• Requirements
Spot each line that carries the word "price"; copy those lines.

------

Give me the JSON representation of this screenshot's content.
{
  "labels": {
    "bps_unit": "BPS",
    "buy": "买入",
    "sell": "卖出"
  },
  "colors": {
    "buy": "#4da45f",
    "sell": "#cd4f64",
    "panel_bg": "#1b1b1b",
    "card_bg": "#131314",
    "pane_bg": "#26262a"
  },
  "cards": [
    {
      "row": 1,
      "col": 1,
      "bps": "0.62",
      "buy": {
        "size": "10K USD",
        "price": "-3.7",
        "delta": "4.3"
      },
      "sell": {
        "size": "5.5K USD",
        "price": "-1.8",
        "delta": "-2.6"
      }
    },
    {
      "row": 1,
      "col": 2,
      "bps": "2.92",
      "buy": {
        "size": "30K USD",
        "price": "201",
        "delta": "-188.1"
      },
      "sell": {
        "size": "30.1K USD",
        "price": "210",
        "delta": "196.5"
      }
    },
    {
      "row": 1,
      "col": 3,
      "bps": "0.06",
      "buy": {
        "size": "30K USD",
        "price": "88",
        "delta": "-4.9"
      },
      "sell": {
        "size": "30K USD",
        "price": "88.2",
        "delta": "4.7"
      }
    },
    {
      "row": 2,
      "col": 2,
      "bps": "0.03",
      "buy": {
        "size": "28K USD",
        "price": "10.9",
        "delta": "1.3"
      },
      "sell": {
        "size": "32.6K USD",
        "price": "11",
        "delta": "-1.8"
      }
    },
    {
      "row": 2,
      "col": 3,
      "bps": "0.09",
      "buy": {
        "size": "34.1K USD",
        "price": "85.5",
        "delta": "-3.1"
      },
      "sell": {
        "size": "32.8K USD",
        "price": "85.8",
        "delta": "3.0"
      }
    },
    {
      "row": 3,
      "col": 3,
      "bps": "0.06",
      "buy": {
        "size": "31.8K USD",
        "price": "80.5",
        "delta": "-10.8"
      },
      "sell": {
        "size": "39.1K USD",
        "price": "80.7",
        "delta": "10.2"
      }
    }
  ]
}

------

• Answer to the task
        "price": "-3.7",
        "price": "-1.8",
        "price": "201",
        "price": "210",
        "price": "88",
        "price": "88.2",
        "price": "10.9",
        "price": "11",
        "price": "85.5",
        "price": "85.8",
        "price": "80.5",
        "price": "80.7",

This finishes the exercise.